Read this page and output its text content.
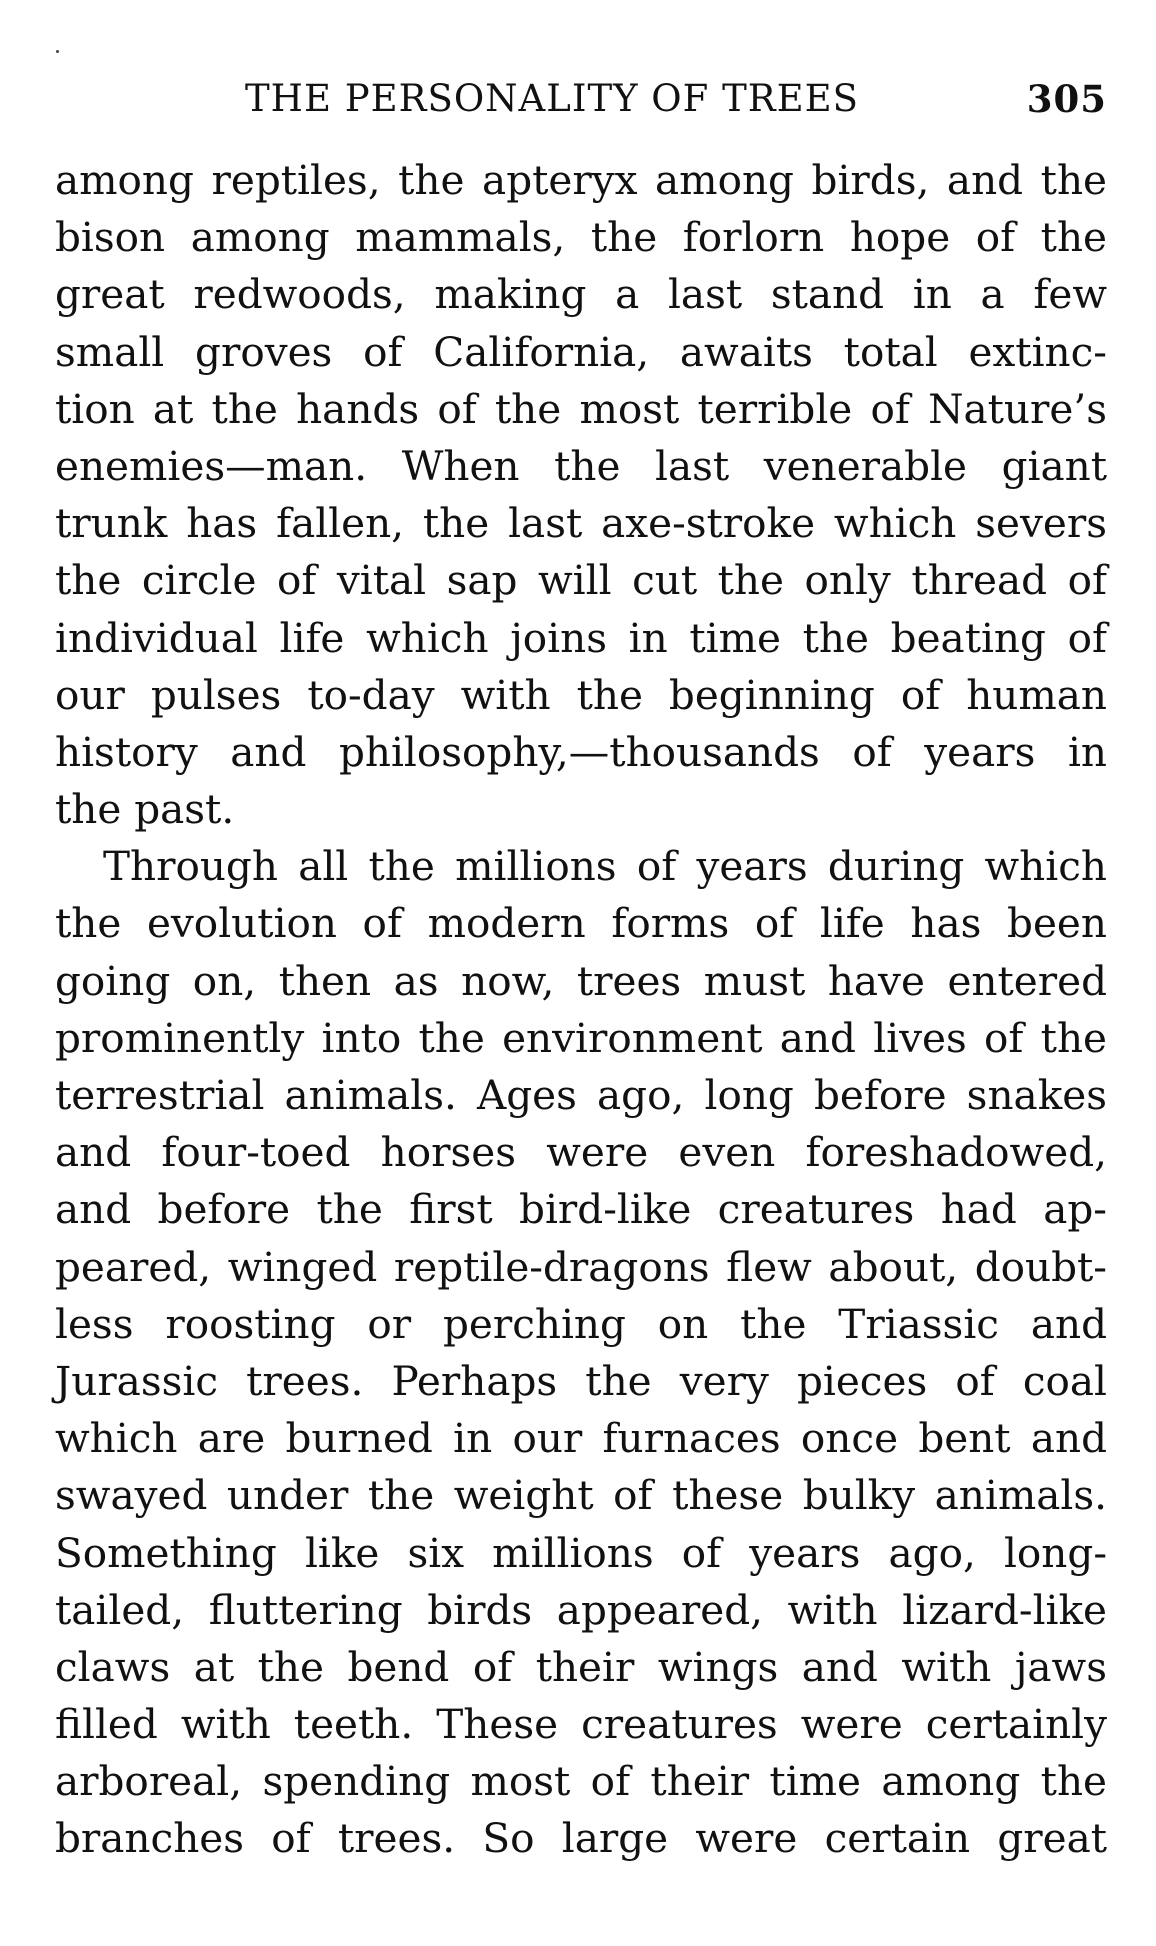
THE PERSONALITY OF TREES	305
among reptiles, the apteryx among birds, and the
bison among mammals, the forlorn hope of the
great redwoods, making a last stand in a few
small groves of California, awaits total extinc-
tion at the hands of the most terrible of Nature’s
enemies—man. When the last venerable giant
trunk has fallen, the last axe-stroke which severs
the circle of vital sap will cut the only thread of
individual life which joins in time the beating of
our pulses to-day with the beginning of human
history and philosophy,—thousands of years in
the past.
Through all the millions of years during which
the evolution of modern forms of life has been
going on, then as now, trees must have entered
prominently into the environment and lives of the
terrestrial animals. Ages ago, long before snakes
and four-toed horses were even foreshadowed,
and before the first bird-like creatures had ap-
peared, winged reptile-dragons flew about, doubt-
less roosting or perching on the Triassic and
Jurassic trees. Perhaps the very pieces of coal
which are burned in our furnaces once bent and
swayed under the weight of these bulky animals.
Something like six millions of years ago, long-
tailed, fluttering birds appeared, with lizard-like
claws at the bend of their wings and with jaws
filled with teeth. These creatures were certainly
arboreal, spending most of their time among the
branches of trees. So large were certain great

---------------

Reproduce the material above in full and without alteration, but skip all pictures.

Read this page and output its text content.
THE PERSONALITY OF TREES	305
among reptiles, the apteryx among birds, and the
bison among mammals, the forlorn hope of the
great redwoods, making a last stand in a few
small groves of California, awaits total extinc-
tion at the hands of the most terrible of Nature’s
enemies—man. When the last venerable giant
trunk has fallen, the last axe-stroke which severs
the circle of vital sap will cut the only thread of
individual life which joins in time the beating of
our pulses to-day with the beginning of human
history and philosophy,—thousands of years in
the past.
Through all the millions of years during which
the evolution of modern forms of life has been
going on, then as now, trees must have entered
prominently into the environment and lives of the
terrestrial animals. Ages ago, long before snakes
and four-toed horses were even foreshadowed,
and before the first bird-like creatures had ap-
peared, winged reptile-dragons flew about, doubt-
less roosting or perching on the Triassic and
Jurassic trees. Perhaps the very pieces of coal
which are burned in our furnaces once bent and
swayed under the weight of these bulky animals.
Something like six millions of years ago, long-
tailed, fluttering birds appeared, with lizard-like
claws at the bend of their wings and with jaws
filled with teeth. These creatures were certainly
arboreal, spending most of their time among the
branches of trees. So large were certain great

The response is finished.